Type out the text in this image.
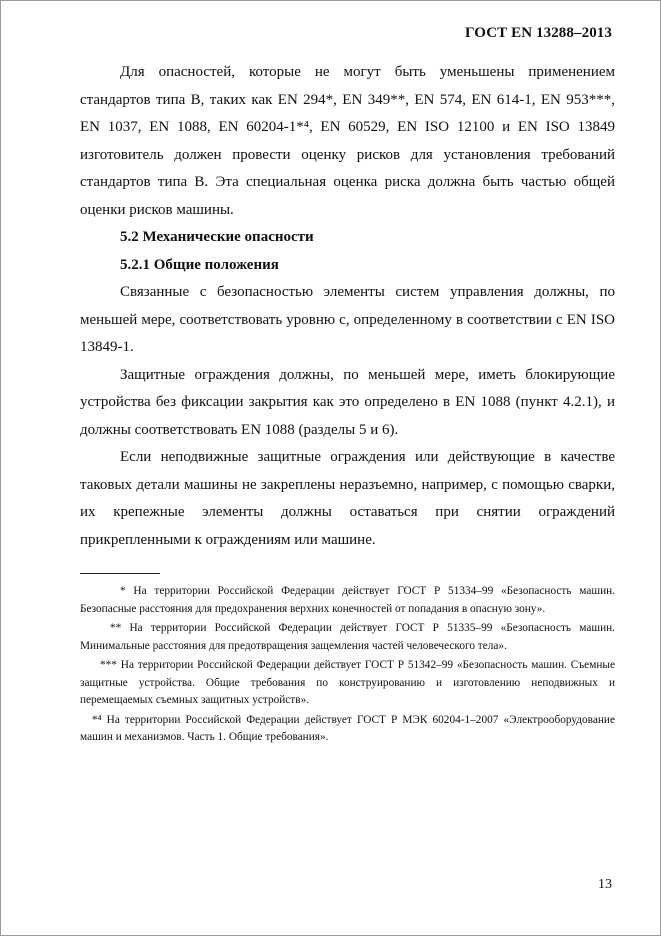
ГОСТ EN 13288–2013

Для опасностей, которые не могут быть уменьшены применением стандартов типа B, таких как EN 294*, EN 349**, EN 574, EN 614-1, EN 953***, EN 1037, EN 1088, EN 60204-1*⁴, EN 60529, EN ISO 12100 и EN ISO 13849 изготовитель должен провести оценку рисков для установления требований стандартов типа B. Эта специальная оценка риска должна быть частью общей оценки рисков машины.

5.2 Механические опасности

5.2.1 Общие положения

Связанные с безопасностью элементы систем управления должны, по меньшей мере, соответствовать уровню c, определенному в соответствии с EN ISO 13849-1.

Защитные ограждения должны, по меньшей мере, иметь блокирующие устройства без фиксации закрытия как это определено в EN 1088 (пункт 4.2.1), и должны соответствовать EN 1088 (разделы 5 и 6).

Если неподвижные защитные ограждения или действующие в качестве таковых детали машины не закреплены неразъемно, например, с помощью сварки, их крепежные элементы должны оставаться при снятии ограждений прикрепленными к ограждениям или машине.

* На территории Российской Федерации действует ГОСТ Р 51334–99 «Безопасность машин. Безопасные расстояния для предохранения верхних конечностей от попадания в опасную зону».

** На территории Российской Федерации действует ГОСТ Р 51335–99 «Безопасность машин. Минимальные расстояния для предотвращения защемления частей человеческого тела».

*** На территории Российской Федерации действует ГОСТ Р 51342–99 «Безопасность машин. Съемные защитные устройства. Общие требования по конструированию и изготовлению неподвижных и перемещаемых съемных защитных устройств».

*⁴ На территории Российской Федерации действует ГОСТ Р МЭК 60204-1–2007 «Электрооборудование машин и механизмов. Часть 1. Общие требования».

13
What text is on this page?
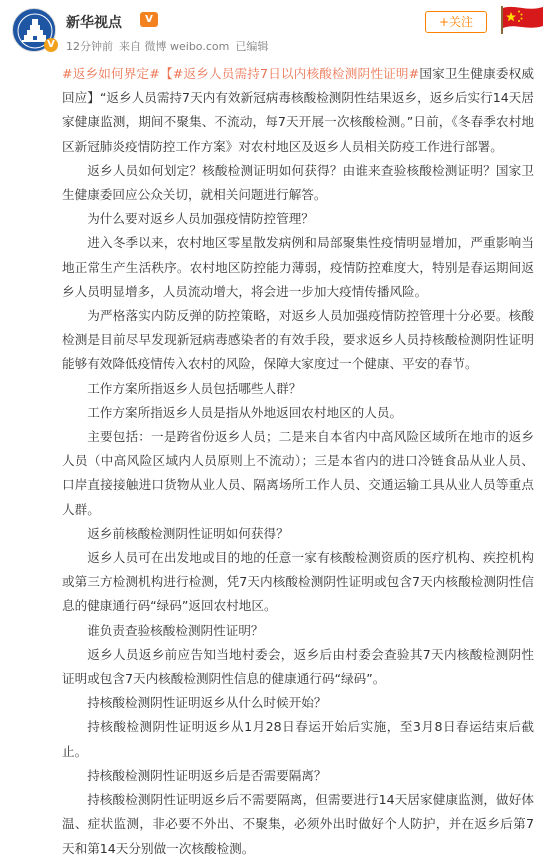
V
新华视点	V
12分钟前 来自 微博 weibo.com 已编辑
+关注

#返乡如何界定#【#返乡人员需持7日以内核酸检测阴性证明#国家卫生健康委权威回应】“返乡人员需持7天内有效新冠病毒核酸检测阴性结果返乡，返乡后实行14天居家健康监测，期间不聚集、不流动，每7天开展一次核酸检测。”日前，《冬春季农村地区新冠肺炎疫情防控工作方案》对农村地区及返乡人员相关防疫工作进行部署。

返乡人员如何划定？核酸检测证明如何获得？由谁来查验核酸检测证明？国家卫生健康委回应公众关切，就相关问题进行解答。

为什么要对返乡人员加强疫情防控管理？

进入冬季以来，农村地区零星散发病例和局部聚集性疫情明显增加，严重影响当地正常生产生活秩序。农村地区防控能力薄弱，疫情防控难度大，特别是春运期间返乡人员明显增多，人员流动增大，将会进一步加大疫情传播风险。

为严格落实内防反弹的防控策略，对返乡人员加强疫情防控管理十分必要。核酸检测是目前尽早发现新冠病毒感染者的有效手段，要求返乡人员持核酸检测阴性证明能够有效降低疫情传入农村的风险，保障大家度过一个健康、平安的春节。

工作方案所指返乡人员包括哪些人群？

工作方案所指返乡人员是指从外地返回农村地区的人员。

主要包括：一是跨省份返乡人员；二是来自本省内中高风险区域所在地市的返乡人员（中高风险区域内人员原则上不流动）；三是本省内的进口冷链食品从业人员、口岸直接接触进口货物从业人员、隔离场所工作人员、交通运输工具从业人员等重点人群。

返乡前核酸检测阴性证明如何获得？

返乡人员可在出发地或目的地的任意一家有核酸检测资质的医疗机构、疾控机构或第三方检测机构进行检测，凭7天内核酸检测阴性证明或包含7天内核酸检测阴性信息的健康通行码“绿码”返回农村地区。

谁负责查验核酸检测阴性证明？

返乡人员返乡前应告知当地村委会，返乡后由村委会查验其7天内核酸检测阴性证明或包含7天内核酸检测阴性信息的健康通行码“绿码”。

持核酸检测阴性证明返乡从什么时候开始？

持核酸检测阴性证明返乡从1月28日春运开始后实施，至3月8日春运结束后截止。

持核酸检测阴性证明返乡后是否需要隔离？

持核酸检测阴性证明返乡后不需要隔离，但需要进行14天居家健康监测，做好体温、症状监测，非必要不外出、不聚集，必须外出时做好个人防护，并在返乡后第7天和第14天分别做一次核酸检测。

PROBLEM
Gather all lines where the word "должны" appears.

WRITTEN SOLUTION
Связанные с безопасностью элементы систем управления должны, по меньшей мере, соответствовать уровню c, определенному в соответствии с EN ISO 13849-1.
Защитные ограждения должны, по меньшей мере, иметь блокирующие устройства без фиксации закрытия как это определено в EN 1088 (пункт 4.2.1), и должны соответствовать EN 1088 (разделы 5 и 6).
Если неподвижные защитные ограждения или действующие в качестве таковых детали машины не закреплены неразъемно, например, с помощью сварки, их крепежные элементы должны оставаться при снятии ограждений прикрепленными к ограждениям или машине.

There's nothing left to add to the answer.